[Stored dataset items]

== Segment start ==

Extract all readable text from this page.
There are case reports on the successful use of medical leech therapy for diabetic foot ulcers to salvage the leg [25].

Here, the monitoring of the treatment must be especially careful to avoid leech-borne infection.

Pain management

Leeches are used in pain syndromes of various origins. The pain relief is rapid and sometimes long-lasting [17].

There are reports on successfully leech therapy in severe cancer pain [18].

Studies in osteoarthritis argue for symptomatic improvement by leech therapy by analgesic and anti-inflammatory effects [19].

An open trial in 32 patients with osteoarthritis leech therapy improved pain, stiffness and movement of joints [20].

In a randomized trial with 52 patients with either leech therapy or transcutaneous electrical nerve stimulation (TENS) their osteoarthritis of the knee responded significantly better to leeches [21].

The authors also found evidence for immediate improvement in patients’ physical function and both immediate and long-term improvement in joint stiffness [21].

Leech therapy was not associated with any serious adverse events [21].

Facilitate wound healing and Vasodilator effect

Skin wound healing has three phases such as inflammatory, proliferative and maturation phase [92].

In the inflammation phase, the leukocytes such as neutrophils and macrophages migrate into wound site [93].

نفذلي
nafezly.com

== Segment end ==

■ EXERCISE DIRECTIONS ■
Work through the records above line by line and count those that hold the string "osteoarthritis". Give only the result.

■ OUTPUT FOR THIS EXERCISE ■
3